Direction
Select the lines of the records containing the word "file" and list them.

══════════════════════════════

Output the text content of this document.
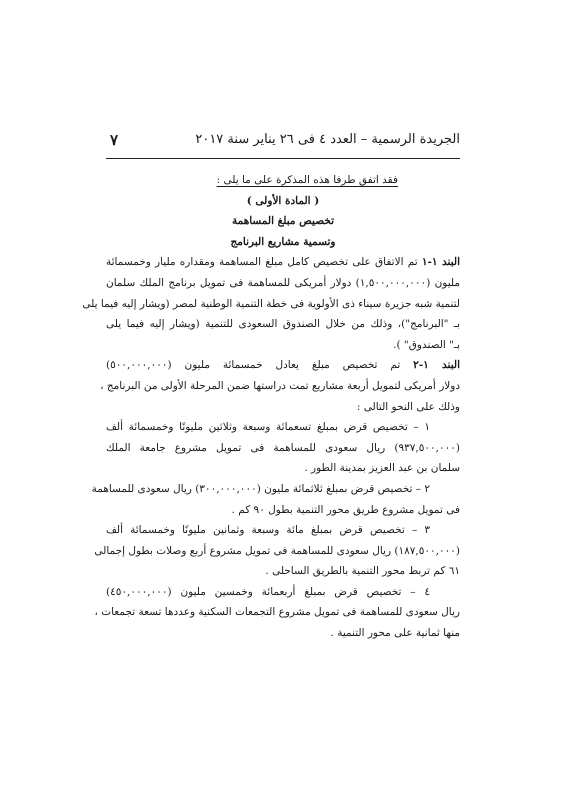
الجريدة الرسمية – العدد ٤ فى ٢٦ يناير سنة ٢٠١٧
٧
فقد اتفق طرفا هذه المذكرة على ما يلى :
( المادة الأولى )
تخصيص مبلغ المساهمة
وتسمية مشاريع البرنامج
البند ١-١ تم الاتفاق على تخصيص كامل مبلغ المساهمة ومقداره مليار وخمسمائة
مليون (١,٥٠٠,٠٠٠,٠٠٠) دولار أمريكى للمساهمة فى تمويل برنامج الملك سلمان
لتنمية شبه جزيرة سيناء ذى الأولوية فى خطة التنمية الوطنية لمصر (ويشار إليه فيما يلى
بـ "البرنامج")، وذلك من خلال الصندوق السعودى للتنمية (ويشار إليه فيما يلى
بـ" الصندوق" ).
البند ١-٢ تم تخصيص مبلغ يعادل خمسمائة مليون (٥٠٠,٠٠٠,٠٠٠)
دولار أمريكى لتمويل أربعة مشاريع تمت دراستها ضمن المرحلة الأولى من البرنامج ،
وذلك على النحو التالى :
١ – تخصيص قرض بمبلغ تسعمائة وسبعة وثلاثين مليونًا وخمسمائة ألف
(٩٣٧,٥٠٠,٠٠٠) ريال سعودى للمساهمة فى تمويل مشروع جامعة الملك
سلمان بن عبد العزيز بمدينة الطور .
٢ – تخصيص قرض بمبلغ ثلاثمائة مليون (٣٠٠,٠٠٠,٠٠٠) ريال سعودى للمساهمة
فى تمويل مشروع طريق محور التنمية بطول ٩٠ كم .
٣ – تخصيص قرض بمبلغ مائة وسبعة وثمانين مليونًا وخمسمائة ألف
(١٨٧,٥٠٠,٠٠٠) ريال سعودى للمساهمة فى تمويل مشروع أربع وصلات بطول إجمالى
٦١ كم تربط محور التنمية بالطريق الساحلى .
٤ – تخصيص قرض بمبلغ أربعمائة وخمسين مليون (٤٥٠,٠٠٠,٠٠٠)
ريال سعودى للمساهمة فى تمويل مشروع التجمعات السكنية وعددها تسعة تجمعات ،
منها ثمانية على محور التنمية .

══════════════════════════════

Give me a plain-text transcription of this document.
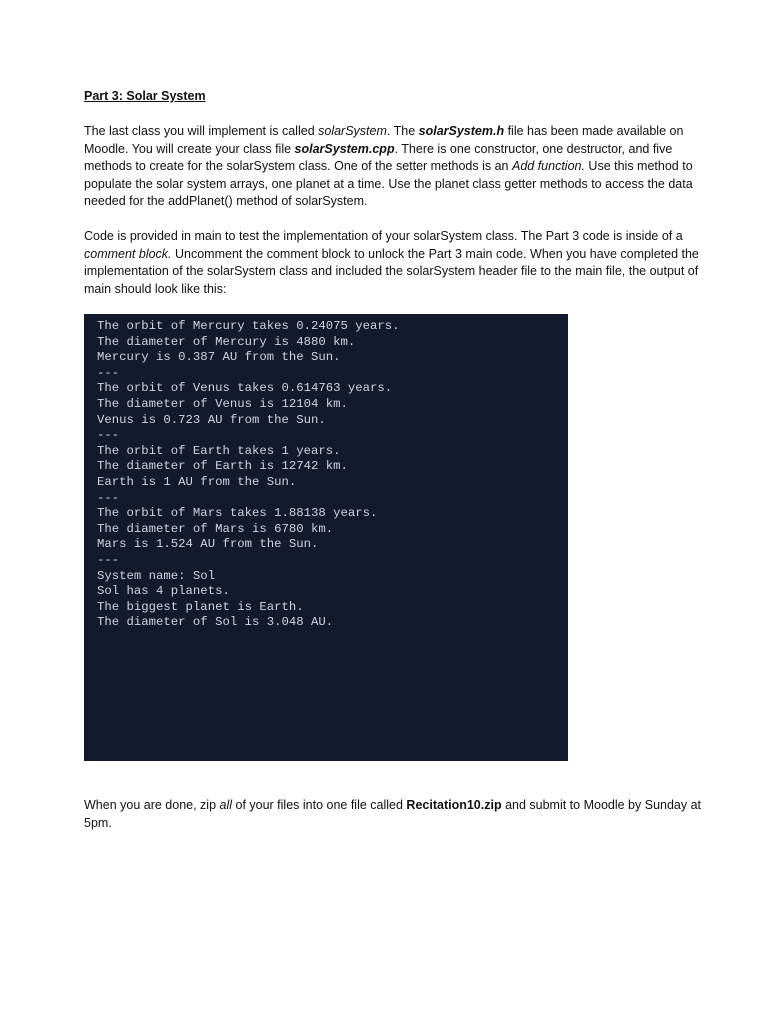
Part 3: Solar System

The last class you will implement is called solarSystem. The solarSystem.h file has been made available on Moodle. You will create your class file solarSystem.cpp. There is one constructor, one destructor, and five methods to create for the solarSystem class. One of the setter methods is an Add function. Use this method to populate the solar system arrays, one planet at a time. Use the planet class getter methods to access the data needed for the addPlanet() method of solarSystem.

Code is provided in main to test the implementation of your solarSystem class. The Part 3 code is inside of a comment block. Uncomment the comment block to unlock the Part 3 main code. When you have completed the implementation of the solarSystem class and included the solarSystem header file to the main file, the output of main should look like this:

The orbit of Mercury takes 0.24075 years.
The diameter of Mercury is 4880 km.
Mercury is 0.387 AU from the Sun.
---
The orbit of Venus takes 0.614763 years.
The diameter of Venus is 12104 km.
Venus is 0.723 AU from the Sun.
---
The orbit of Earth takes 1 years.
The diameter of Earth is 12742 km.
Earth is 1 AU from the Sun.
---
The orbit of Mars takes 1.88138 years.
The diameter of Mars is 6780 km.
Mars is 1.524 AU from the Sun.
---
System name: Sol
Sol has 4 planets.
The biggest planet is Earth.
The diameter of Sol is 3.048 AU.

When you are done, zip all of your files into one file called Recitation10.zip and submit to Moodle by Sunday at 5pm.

══════════════════════════════

Written answer
The last class you will implement is called solarSystem. The solarSystem.h file has been made available on Moodle. You will create your class file solarSystem.cpp. There is one constructor, one destructor, and five methods to create for the solarSystem class. One of the setter methods is an Add function. Use this method to populate the solar system arrays, one planet at a time. Use the planet class getter methods to access the data needed for the addPlanet() method of solarSystem.
Code is provided in main to test the implementation of your solarSystem class. The Part 3 code is inside of a comment block. Uncomment the comment block to unlock the Part 3 main code. When you have completed the implementation of the solarSystem class and included the solarSystem header file to the main file, the output of main should look like this:
When you are done, zip all of your files into one file called Recitation10.zip and submit to Moodle by Sunday at 5pm.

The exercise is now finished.